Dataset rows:

=====

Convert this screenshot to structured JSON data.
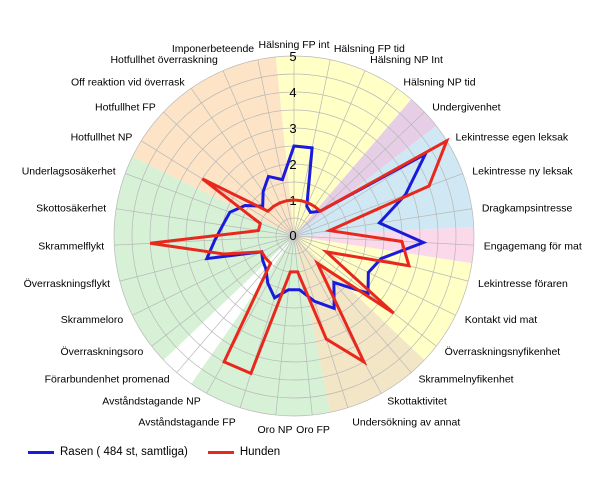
{
  "chart_data": {
    "type": "radar",
    "categories": [
      "Hälsning FP int",
      "Hälsning FP tid",
      "Hälsning NP Int",
      "Hälsning NP tid",
      "Undergivenhet",
      "Lekintresse egen leksak",
      "Lekintresse ny leksak",
      "Dragkampsintresse",
      "Engagemang för mat",
      "Lekintresse föraren",
      "Kontakt vid mat",
      "Överraskningsnyfikenhet",
      "Skramme­lnyfikenhet",
      "Skottaktivitet",
      "Undersökning av annat",
      "Oro FP",
      "Oro NP",
      "Avståndstagande FP",
      "Avståndstagande NP",
      "Förarbundenhet promenad",
      "Överraskningsoro",
      "Skrammeloro",
      "Överraskningsflykt",
      "Skrammelflykt",
      "Skottosäkerhet",
      "Underlagsosäkerhet",
      "Hotfullhet NP",
      "Hotfullhet FP",
      "Off reaktion vid överrask",
      "Hotfullhet överraskning",
      "Imponerbeteende"
    ],
    "r_ticks": [
      "1",
      "2",
      "3",
      "4",
      "5"
    ],
    "r_range": [
      0,
      5
    ],
    "series": [
      {
        "name": "Rasen ( 484 st, samtliga)",
        "color": "#1a1adb",
        "values": [
          2.5,
          2.5,
          0.9,
          0.8,
          1.0,
          4.3,
          3.3,
          2.4,
          3.6,
          2.5,
          2.3,
          2.6,
          1.7,
          2.3,
          1.9,
          1.5,
          1.5,
          1.8,
          1.5,
          1.2,
          1.1,
          1.0,
          2.5,
          2.2,
          2.0,
          1.9,
          1.6,
          1.2,
          1.5,
          1.8,
          1.6
        ]
      },
      {
        "name": "Hunden",
        "color": "#e8281c",
        "values": [
          1.0,
          1.0,
          1.0,
          1.0,
          1.0,
          5.0,
          4.0,
          1.0,
          3.0,
          3.3,
          1.0,
          3.5,
          1.0,
          4.0,
          3.0,
          1.0,
          1.0,
          4.0,
          4.0,
          1.0,
          1.0,
          1.0,
          2.0,
          4.0,
          1.0,
          1.0,
          3.0,
          1.0,
          1.0,
          1.0,
          1.0
        ]
      }
    ],
    "sectors": [
      {
        "from": 0,
        "to": 3,
        "color": "#ffffc6"
      },
      {
        "from": 4,
        "to": 4,
        "color": "#e6cfe6"
      },
      {
        "from": 5,
        "to": 7,
        "color": "#cfe8f3"
      },
      {
        "from": 8,
        "to": 8,
        "color": "#fbd9ea"
      },
      {
        "from": 9,
        "to": 11,
        "color": "#ffffc6"
      },
      {
        "from": 12,
        "to": 14,
        "color": "#f3e6c6"
      },
      {
        "from": 15,
        "to": 18,
        "color": "#d6f1d6"
      },
      {
        "from": 19,
        "to": 19,
        "color": "#ffffff"
      },
      {
        "from": 20,
        "to": 25,
        "color": "#d6f1d6"
      },
      {
        "from": 26,
        "to": 30,
        "color": "#fde4c6"
      }
    ],
    "grid": true,
    "legend_position": "bottom-left"
  }
}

=====

▶ [Exercise aim] Among the records above, find each line holding the string "name" and pull it out.

▶ [Problem solution]
        "name": "Rasen ( 484 st, samtliga)",
        "name": "Hunden",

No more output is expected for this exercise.